Goal:
Each entry below should be returned exactly as is, with the pictures removed.

Records for the task:

+ + + + + + +

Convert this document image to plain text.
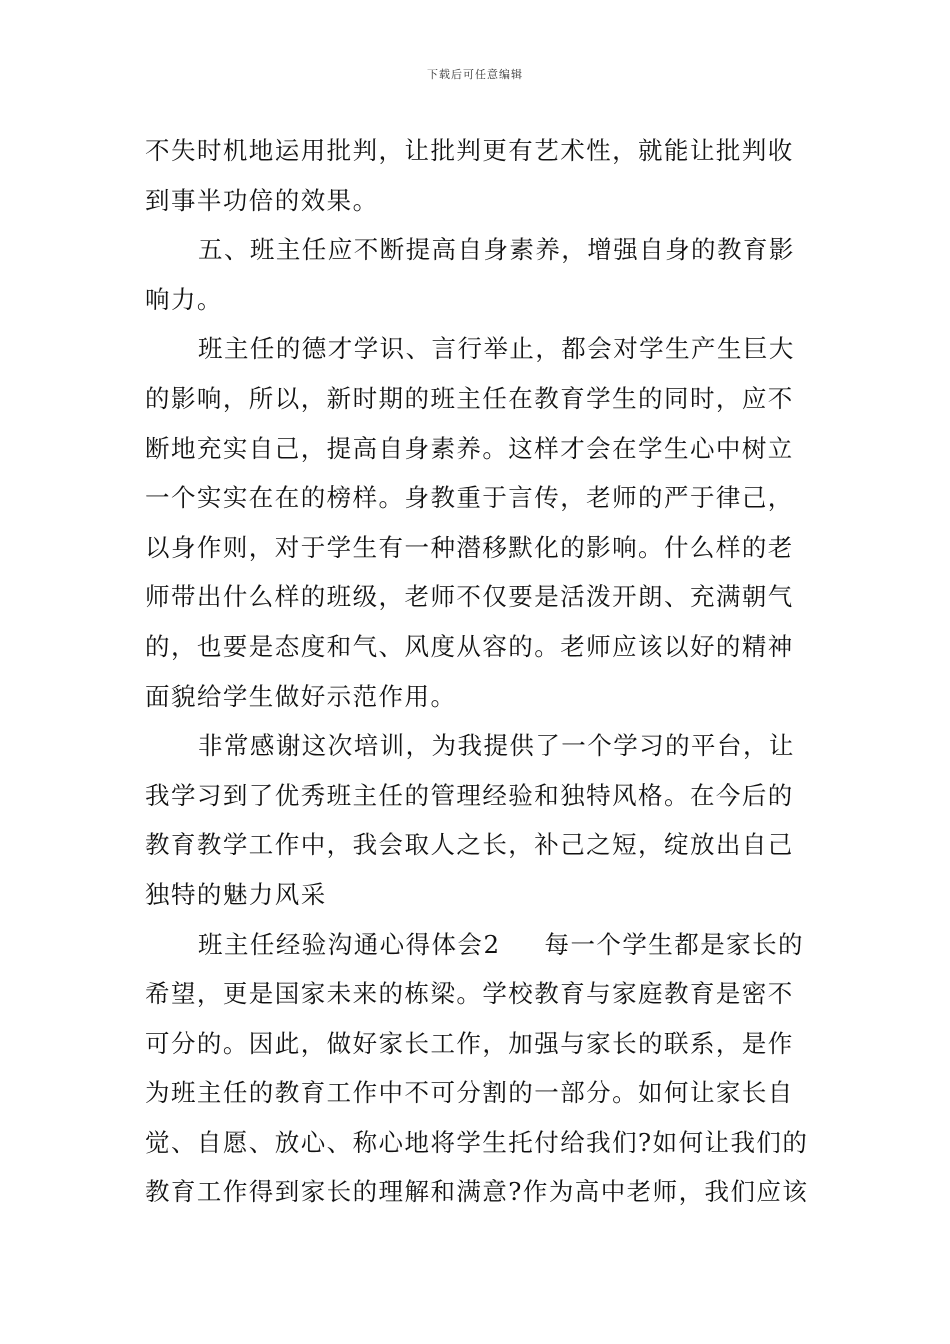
下载后可任意编辑
不失时机地运用批判，让批判更有艺术性，就能让批判收
到事半功倍的效果。
五、班主任应不断提高自身素养，增强自身的教育影
响力。
班主任的德才学识、言行举止，都会对学生产生巨大
的影响，所以，新时期的班主任在教育学生的同时，应不
断地充实自己，提高自身素养。这样才会在学生心中树立
一个实实在在的榜样。身教重于言传，老师的严于律己，
以身作则，对于学生有一种潜移默化的影响。什么样的老
师带出什么样的班级，老师不仅要是活泼开朗、充满朝气
的，也要是态度和气、风度从容的。老师应该以好的精神
面貌给学生做好示范作用。
非常感谢这次培训，为我提供了一个学习的平台，让
我学习到了优秀班主任的管理经验和独特风格。在今后的
教育教学工作中，我会取人之长，补己之短，绽放出自己
独特的魅力风采
班主任经验沟通心得体会2 每一个学生都是家长的
希望，更是国家未来的栋梁。学校教育与家庭教育是密不
可分的。因此，做好家长工作，加强与家长的联系，是作
为班主任的教育工作中不可分割的一部分。如何让家长自
觉、自愿、放心、称心地将学生托付给我们?如何让我们的
教育工作得到家长的理解和满意?作为高中老师，我们应该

+ + + + + + +

Task output:
Convert this document image to plain text.
下载后可任意编辑
不失时机地运用批判，让批判更有艺术性，就能让批判收
到事半功倍的效果。
五、班主任应不断提高自身素养，增强自身的教育影
响力。
班主任的德才学识、言行举止，都会对学生产生巨大
的影响，所以，新时期的班主任在教育学生的同时，应不
断地充实自己，提高自身素养。这样才会在学生心中树立
一个实实在在的榜样。身教重于言传，老师的严于律己，
以身作则，对于学生有一种潜移默化的影响。什么样的老
师带出什么样的班级，老师不仅要是活泼开朗、充满朝气
的，也要是态度和气、风度从容的。老师应该以好的精神
面貌给学生做好示范作用。
非常感谢这次培训，为我提供了一个学习的平台，让
我学习到了优秀班主任的管理经验和独特风格。在今后的
教育教学工作中，我会取人之长，补己之短，绽放出自己
独特的魅力风采
班主任经验沟通心得体会2 每一个学生都是家长的
希望，更是国家未来的栋梁。学校教育与家庭教育是密不
可分的。因此，做好家长工作，加强与家长的联系，是作
为班主任的教育工作中不可分割的一部分。如何让家长自
觉、自愿、放心、称心地将学生托付给我们?如何让我们的
教育工作得到家长的理解和满意?作为高中老师，我们应该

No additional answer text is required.